Exercise directions —
Search the material for the word "country" and copy each line that holds it.

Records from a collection

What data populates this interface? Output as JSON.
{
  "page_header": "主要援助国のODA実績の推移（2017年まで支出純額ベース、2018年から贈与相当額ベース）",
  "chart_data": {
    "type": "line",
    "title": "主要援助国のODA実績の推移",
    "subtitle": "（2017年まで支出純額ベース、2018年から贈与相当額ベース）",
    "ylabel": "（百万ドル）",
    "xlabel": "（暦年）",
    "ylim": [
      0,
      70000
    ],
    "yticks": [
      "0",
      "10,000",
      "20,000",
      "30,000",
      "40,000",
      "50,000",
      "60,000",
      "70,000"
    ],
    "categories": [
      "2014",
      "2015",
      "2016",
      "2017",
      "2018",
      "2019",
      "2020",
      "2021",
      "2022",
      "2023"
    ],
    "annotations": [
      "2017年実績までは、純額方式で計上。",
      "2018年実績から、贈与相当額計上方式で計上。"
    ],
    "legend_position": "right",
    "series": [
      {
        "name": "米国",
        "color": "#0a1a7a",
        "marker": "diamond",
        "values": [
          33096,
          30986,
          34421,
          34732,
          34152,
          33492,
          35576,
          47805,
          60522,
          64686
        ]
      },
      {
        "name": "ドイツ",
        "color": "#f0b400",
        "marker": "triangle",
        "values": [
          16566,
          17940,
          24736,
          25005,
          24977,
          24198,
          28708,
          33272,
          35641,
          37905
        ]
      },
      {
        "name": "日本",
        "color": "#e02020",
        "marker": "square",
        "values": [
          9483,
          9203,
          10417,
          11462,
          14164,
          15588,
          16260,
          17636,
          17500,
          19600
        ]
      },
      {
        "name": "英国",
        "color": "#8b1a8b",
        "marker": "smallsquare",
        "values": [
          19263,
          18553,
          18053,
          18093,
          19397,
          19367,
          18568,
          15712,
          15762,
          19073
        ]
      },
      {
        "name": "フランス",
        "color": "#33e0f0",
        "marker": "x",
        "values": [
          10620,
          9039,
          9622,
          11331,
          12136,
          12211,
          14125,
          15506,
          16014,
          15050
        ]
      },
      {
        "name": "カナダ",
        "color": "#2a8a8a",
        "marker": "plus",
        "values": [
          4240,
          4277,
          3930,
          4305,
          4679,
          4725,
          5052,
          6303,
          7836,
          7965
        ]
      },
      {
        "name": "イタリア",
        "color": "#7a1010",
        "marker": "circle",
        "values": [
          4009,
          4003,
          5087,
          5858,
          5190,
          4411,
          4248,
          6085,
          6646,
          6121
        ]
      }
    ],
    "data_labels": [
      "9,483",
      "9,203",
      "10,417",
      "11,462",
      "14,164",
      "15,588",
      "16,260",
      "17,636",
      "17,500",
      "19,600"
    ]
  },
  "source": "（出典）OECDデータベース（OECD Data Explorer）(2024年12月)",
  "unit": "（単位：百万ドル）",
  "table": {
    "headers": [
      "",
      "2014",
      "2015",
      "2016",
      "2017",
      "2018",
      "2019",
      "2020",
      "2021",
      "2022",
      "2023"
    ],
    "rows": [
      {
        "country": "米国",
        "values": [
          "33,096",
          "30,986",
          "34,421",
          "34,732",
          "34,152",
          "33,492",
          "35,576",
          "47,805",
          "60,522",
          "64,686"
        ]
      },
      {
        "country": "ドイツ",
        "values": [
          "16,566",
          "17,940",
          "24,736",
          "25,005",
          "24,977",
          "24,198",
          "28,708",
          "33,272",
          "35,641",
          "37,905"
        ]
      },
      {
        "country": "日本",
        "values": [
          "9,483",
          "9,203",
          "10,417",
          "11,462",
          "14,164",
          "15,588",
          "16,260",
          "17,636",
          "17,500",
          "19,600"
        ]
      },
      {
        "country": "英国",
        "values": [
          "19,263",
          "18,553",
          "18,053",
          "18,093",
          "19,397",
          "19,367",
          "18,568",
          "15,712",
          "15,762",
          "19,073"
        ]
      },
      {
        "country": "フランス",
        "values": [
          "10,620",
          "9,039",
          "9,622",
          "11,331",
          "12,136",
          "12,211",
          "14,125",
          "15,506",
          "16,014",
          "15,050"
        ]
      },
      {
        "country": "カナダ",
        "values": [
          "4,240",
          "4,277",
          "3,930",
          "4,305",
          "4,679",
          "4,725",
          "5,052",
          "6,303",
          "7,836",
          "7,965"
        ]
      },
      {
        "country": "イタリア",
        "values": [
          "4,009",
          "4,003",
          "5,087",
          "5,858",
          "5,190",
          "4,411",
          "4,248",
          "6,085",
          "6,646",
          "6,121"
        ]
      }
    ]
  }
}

Solution —
        "country": "米国",
        "country": "ドイツ",
        "country": "日本",
        "country": "英国",
        "country": "フランス",
        "country": "カナダ",
        "country": "イタリア",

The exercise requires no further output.